* [WRITTEN INSTRUCTION]
Output each entry verbatim and exclude every picture from it.

---*---

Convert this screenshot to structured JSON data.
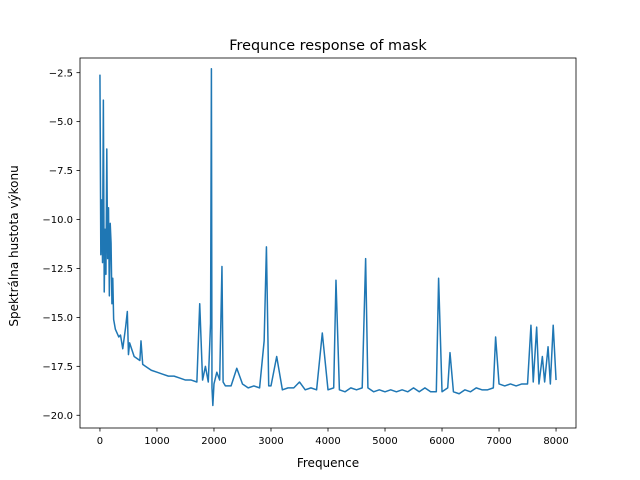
{
  "chart_data": {
    "type": "line",
    "title": "Frequnce response of mask",
    "xlabel": "Frequence",
    "ylabel": "Spektrálna hustota výkonu",
    "xlim": [
      -350,
      8350
    ],
    "ylim": [
      -20.65,
      -1.75
    ],
    "xticks": [
      0,
      1000,
      2000,
      3000,
      4000,
      5000,
      6000,
      7000,
      8000
    ],
    "xtick_labels": [
      "0",
      "1000",
      "2000",
      "3000",
      "4000",
      "5000",
      "6000",
      "7000",
      "8000"
    ],
    "yticks": [
      -2.5,
      -5.0,
      -7.5,
      -10.0,
      -12.5,
      -15.0,
      -17.5,
      -20.0
    ],
    "ytick_labels": [
      "−2.5",
      "−5.0",
      "−7.5",
      "−10.0",
      "−12.5",
      "−15.0",
      "−17.5",
      "−20.0"
    ],
    "grid": false,
    "series": [
      {
        "color": "#1f77b4",
        "x": [
          0,
          15,
          30,
          45,
          60,
          75,
          90,
          105,
          120,
          135,
          150,
          165,
          180,
          195,
          210,
          225,
          240,
          270,
          300,
          330,
          360,
          400,
          450,
          480,
          500,
          520,
          600,
          700,
          720,
          750,
          800,
          900,
          1000,
          1100,
          1200,
          1300,
          1400,
          1500,
          1600,
          1700,
          1750,
          1800,
          1850,
          1900,
          1940,
          1955,
          1965,
          1980,
          2000,
          2050,
          2100,
          2140,
          2160,
          2200,
          2300,
          2400,
          2500,
          2600,
          2700,
          2800,
          2880,
          2920,
          2960,
          3000,
          3100,
          3200,
          3300,
          3400,
          3500,
          3600,
          3700,
          3800,
          3900,
          4000,
          4100,
          4140,
          4200,
          4300,
          4400,
          4500,
          4600,
          4660,
          4700,
          4800,
          4900,
          5000,
          5100,
          5200,
          5300,
          5400,
          5500,
          5600,
          5700,
          5800,
          5900,
          5940,
          6000,
          6100,
          6140,
          6200,
          6300,
          6400,
          6500,
          6600,
          6700,
          6800,
          6900,
          6940,
          7000,
          7100,
          7200,
          7300,
          7400,
          7500,
          7560,
          7600,
          7660,
          7700,
          7760,
          7800,
          7860,
          7900,
          7950,
          8000
        ],
        "y": [
          -2.6,
          -11.8,
          -9.0,
          -12.2,
          -3.9,
          -13.7,
          -10.5,
          -12.8,
          -6.4,
          -12.0,
          -9.4,
          -13.9,
          -10.2,
          -11.2,
          -14.3,
          -13.0,
          -15.1,
          -15.6,
          -15.8,
          -16.0,
          -15.9,
          -16.6,
          -15.5,
          -14.7,
          -16.9,
          -16.3,
          -17.0,
          -17.2,
          -16.2,
          -17.4,
          -17.5,
          -17.7,
          -17.8,
          -17.9,
          -18.0,
          -18.0,
          -18.1,
          -18.2,
          -18.2,
          -18.3,
          -14.3,
          -18.2,
          -17.5,
          -18.3,
          -15.3,
          -2.3,
          -18.6,
          -19.5,
          -18.4,
          -17.8,
          -18.2,
          -12.4,
          -18.3,
          -18.5,
          -18.5,
          -17.6,
          -18.4,
          -18.6,
          -18.5,
          -18.6,
          -16.2,
          -11.4,
          -18.5,
          -18.5,
          -17.0,
          -18.7,
          -18.6,
          -18.6,
          -18.3,
          -18.7,
          -18.6,
          -18.7,
          -15.8,
          -18.7,
          -18.6,
          -13.1,
          -18.7,
          -18.8,
          -18.6,
          -18.7,
          -18.6,
          -12.0,
          -18.6,
          -18.8,
          -18.7,
          -18.8,
          -18.7,
          -18.8,
          -18.7,
          -18.8,
          -18.6,
          -18.8,
          -18.6,
          -18.8,
          -18.8,
          -13.0,
          -18.8,
          -18.6,
          -16.8,
          -18.8,
          -18.9,
          -18.7,
          -18.8,
          -18.6,
          -18.7,
          -18.7,
          -18.6,
          -16.0,
          -18.4,
          -18.5,
          -18.4,
          -18.5,
          -18.4,
          -18.4,
          -15.4,
          -18.3,
          -15.5,
          -18.4,
          -17.0,
          -18.3,
          -16.5,
          -18.4,
          -15.4,
          -18.2
        ]
      }
    ]
  }
}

---*---

* [TASK ANSWER]
Convert this screenshot to structured JSON data.
{
  "chart_data": {
    "type": "line",
    "title": "Frequnce response of mask",
    "xlabel": "Frequence",
    "ylabel": "Spektrálna hustota výkonu",
    "xlim": [
      -350,
      8350
    ],
    "ylim": [
      -20.65,
      -1.75
    ],
    "xticks": [
      0,
      1000,
      2000,
      3000,
      4000,
      5000,
      6000,
      7000,
      8000
    ],
    "xtick_labels": [
      "0",
      "1000",
      "2000",
      "3000",
      "4000",
      "5000",
      "6000",
      "7000",
      "8000"
    ],
    "yticks": [
      -2.5,
      -5.0,
      -7.5,
      -10.0,
      -12.5,
      -15.0,
      -17.5,
      -20.0
    ],
    "ytick_labels": [
      "−2.5",
      "−5.0",
      "−7.5",
      "−10.0",
      "−12.5",
      "−15.0",
      "−17.5",
      "−20.0"
    ],
    "grid": false,
    "series": [
      {
        "color": "#1f77b4",
        "x": [
          0,
          15,
          30,
          45,
          60,
          75,
          90,
          105,
          120,
          135,
          150,
          165,
          180,
          195,
          210,
          225,
          240,
          270,
          300,
          330,
          360,
          400,
          450,
          480,
          500,
          520,
          600,
          700,
          720,
          750,
          800,
          900,
          1000,
          1100,
          1200,
          1300,
          1400,
          1500,
          1600,
          1700,
          1750,
          1800,
          1850,
          1900,
          1940,
          1955,
          1965,
          1980,
          2000,
          2050,
          2100,
          2140,
          2160,
          2200,
          2300,
          2400,
          2500,
          2600,
          2700,
          2800,
          2880,
          2920,
          2960,
          3000,
          3100,
          3200,
          3300,
          3400,
          3500,
          3600,
          3700,
          3800,
          3900,
          4000,
          4100,
          4140,
          4200,
          4300,
          4400,
          4500,
          4600,
          4660,
          4700,
          4800,
          4900,
          5000,
          5100,
          5200,
          5300,
          5400,
          5500,
          5600,
          5700,
          5800,
          5900,
          5940,
          6000,
          6100,
          6140,
          6200,
          6300,
          6400,
          6500,
          6600,
          6700,
          6800,
          6900,
          6940,
          7000,
          7100,
          7200,
          7300,
          7400,
          7500,
          7560,
          7600,
          7660,
          7700,
          7760,
          7800,
          7860,
          7900,
          7950,
          8000
        ],
        "y": [
          -2.6,
          -11.8,
          -9.0,
          -12.2,
          -3.9,
          -13.7,
          -10.5,
          -12.8,
          -6.4,
          -12.0,
          -9.4,
          -13.9,
          -10.2,
          -11.2,
          -14.3,
          -13.0,
          -15.1,
          -15.6,
          -15.8,
          -16.0,
          -15.9,
          -16.6,
          -15.5,
          -14.7,
          -16.9,
          -16.3,
          -17.0,
          -17.2,
          -16.2,
          -17.4,
          -17.5,
          -17.7,
          -17.8,
          -17.9,
          -18.0,
          -18.0,
          -18.1,
          -18.2,
          -18.2,
          -18.3,
          -14.3,
          -18.2,
          -17.5,
          -18.3,
          -15.3,
          -2.3,
          -18.6,
          -19.5,
          -18.4,
          -17.8,
          -18.2,
          -12.4,
          -18.3,
          -18.5,
          -18.5,
          -17.6,
          -18.4,
          -18.6,
          -18.5,
          -18.6,
          -16.2,
          -11.4,
          -18.5,
          -18.5,
          -17.0,
          -18.7,
          -18.6,
          -18.6,
          -18.3,
          -18.7,
          -18.6,
          -18.7,
          -15.8,
          -18.7,
          -18.6,
          -13.1,
          -18.7,
          -18.8,
          -18.6,
          -18.7,
          -18.6,
          -12.0,
          -18.6,
          -18.8,
          -18.7,
          -18.8,
          -18.7,
          -18.8,
          -18.7,
          -18.8,
          -18.6,
          -18.8,
          -18.6,
          -18.8,
          -18.8,
          -13.0,
          -18.8,
          -18.6,
          -16.8,
          -18.8,
          -18.9,
          -18.7,
          -18.8,
          -18.6,
          -18.7,
          -18.7,
          -18.6,
          -16.0,
          -18.4,
          -18.5,
          -18.4,
          -18.5,
          -18.4,
          -18.4,
          -15.4,
          -18.3,
          -15.5,
          -18.4,
          -17.0,
          -18.3,
          -16.5,
          -18.4,
          -15.4,
          -18.2
        ]
      }
    ]
  }
}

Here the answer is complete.